[Data records]
==*==

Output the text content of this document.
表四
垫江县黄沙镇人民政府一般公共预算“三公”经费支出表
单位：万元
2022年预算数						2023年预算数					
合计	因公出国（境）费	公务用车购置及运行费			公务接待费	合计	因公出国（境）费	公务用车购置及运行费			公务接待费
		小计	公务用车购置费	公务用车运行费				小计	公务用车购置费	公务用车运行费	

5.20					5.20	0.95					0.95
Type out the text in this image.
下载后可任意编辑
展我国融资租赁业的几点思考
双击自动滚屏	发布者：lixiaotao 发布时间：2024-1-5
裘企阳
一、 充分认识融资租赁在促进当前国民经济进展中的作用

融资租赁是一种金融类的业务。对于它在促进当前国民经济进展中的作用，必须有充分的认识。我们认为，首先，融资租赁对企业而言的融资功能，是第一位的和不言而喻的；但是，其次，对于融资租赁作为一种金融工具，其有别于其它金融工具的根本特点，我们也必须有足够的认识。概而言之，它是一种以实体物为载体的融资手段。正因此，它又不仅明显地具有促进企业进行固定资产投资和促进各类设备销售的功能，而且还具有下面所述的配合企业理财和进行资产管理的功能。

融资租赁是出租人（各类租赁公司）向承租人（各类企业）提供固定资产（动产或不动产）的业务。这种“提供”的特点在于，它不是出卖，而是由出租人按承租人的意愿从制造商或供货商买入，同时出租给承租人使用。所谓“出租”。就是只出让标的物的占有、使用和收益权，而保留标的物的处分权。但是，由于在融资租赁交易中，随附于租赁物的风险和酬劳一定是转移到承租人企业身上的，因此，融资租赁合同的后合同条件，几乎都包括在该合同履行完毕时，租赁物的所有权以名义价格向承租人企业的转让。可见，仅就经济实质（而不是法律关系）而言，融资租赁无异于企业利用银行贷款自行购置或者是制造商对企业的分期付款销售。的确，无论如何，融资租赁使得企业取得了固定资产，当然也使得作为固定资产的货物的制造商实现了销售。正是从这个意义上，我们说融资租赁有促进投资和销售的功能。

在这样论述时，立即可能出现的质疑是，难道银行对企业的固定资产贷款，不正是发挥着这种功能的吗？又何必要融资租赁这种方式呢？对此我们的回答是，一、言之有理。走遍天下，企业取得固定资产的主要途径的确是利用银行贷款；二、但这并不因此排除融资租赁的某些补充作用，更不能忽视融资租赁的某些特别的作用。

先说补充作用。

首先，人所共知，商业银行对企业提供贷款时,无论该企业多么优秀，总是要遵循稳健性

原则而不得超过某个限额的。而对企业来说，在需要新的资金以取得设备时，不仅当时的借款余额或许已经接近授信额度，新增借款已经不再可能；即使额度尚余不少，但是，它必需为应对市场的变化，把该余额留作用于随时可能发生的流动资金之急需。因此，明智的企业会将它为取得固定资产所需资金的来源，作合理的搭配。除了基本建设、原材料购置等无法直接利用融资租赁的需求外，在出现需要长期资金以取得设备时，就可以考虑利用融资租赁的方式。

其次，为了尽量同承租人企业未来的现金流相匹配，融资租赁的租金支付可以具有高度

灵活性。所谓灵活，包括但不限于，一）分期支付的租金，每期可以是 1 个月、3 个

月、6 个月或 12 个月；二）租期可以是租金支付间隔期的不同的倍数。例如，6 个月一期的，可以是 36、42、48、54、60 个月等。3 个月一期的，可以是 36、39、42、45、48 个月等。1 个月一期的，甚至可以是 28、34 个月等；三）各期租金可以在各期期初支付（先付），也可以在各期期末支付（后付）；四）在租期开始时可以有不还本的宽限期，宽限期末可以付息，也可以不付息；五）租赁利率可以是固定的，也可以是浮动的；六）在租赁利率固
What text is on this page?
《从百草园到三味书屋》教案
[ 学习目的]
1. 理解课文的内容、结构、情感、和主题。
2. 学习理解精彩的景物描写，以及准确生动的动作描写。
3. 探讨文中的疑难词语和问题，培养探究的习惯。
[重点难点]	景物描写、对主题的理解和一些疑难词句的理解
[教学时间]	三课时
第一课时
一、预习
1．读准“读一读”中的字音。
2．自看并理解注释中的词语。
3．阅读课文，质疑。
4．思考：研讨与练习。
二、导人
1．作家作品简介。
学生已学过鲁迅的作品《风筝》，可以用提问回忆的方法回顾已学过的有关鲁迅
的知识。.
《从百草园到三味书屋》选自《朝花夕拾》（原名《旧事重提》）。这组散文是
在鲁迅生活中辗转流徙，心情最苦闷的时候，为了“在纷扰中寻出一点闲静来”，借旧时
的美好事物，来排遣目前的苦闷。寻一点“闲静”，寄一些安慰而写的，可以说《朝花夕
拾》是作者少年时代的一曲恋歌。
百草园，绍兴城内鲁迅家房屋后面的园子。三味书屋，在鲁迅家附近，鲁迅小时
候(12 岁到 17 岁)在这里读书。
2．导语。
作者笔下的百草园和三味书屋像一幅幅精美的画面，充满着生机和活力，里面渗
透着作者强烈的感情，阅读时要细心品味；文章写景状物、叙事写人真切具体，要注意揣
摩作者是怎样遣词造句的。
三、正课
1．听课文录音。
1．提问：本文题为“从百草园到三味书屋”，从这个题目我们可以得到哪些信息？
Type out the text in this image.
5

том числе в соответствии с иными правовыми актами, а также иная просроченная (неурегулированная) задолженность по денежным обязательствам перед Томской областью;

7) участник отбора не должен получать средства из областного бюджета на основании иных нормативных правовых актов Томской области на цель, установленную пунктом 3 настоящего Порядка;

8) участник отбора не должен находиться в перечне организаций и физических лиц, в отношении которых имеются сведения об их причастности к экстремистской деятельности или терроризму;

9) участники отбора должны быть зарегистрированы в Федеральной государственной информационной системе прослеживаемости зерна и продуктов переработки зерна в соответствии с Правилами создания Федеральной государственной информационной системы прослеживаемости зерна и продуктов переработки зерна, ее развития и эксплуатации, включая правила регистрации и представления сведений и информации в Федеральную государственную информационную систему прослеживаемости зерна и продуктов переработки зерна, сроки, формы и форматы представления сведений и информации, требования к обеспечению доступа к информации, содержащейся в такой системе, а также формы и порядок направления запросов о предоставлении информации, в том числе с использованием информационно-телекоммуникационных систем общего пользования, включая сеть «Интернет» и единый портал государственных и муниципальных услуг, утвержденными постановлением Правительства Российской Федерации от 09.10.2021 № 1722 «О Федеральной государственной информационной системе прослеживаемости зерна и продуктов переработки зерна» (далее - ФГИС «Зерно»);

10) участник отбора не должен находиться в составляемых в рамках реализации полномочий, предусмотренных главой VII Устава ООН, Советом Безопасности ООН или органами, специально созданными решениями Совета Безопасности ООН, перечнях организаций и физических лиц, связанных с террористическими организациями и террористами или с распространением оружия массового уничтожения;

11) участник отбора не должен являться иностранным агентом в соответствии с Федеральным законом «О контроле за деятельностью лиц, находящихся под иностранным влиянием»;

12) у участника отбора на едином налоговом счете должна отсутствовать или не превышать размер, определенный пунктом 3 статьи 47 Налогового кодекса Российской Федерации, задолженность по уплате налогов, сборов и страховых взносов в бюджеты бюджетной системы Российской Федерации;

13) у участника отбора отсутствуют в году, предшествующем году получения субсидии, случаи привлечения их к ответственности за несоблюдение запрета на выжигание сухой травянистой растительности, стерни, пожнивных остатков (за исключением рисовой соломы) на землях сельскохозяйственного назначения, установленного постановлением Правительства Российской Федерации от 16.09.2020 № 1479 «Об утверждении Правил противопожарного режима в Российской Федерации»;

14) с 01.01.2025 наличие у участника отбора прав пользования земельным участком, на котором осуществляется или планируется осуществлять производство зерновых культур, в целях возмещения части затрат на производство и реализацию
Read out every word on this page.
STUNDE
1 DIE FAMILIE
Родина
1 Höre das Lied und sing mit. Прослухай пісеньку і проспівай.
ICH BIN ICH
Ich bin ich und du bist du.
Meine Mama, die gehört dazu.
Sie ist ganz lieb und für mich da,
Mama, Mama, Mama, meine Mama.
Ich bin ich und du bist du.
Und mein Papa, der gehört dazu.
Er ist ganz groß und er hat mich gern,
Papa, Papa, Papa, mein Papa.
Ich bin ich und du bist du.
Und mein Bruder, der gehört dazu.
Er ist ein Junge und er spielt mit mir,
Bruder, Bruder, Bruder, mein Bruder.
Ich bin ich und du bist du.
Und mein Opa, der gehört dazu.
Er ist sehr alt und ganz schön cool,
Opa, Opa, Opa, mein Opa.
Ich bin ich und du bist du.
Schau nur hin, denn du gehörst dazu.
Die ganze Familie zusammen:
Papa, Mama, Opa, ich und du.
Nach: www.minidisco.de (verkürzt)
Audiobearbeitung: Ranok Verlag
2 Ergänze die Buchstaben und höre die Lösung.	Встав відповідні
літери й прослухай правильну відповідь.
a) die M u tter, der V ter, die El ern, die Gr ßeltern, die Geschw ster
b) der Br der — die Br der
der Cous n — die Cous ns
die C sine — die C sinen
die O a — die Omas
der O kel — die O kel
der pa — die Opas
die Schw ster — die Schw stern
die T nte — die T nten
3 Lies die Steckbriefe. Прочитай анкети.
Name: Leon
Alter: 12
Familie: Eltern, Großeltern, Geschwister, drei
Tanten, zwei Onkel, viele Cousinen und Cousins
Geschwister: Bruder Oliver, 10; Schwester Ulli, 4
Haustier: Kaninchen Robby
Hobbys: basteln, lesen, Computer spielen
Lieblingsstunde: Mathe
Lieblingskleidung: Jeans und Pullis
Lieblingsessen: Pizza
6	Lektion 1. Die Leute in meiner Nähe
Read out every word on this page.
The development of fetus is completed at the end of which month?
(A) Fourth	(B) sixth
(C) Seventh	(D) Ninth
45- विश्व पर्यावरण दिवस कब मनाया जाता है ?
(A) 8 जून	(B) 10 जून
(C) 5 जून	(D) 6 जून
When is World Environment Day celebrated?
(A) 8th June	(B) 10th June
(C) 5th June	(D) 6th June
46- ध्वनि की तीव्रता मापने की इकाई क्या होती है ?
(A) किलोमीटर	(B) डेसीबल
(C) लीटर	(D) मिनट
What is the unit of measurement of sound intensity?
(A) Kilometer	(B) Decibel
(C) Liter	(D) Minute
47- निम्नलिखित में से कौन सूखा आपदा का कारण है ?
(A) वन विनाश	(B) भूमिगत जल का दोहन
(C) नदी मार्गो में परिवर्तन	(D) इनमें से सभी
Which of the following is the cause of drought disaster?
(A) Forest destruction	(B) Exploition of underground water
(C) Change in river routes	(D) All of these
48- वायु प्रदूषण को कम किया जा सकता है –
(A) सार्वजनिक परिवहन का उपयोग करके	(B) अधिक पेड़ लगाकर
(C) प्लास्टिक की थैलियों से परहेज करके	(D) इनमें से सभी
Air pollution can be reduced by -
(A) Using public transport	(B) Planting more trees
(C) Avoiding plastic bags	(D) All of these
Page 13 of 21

==*==

DIRECTIONS:
Find the lines containing "mich" and list every one of them.

EXPECTED ANSWER:
Sie ist ganz lieb und für mich da,
Er ist ganz groß und er hat mich gern,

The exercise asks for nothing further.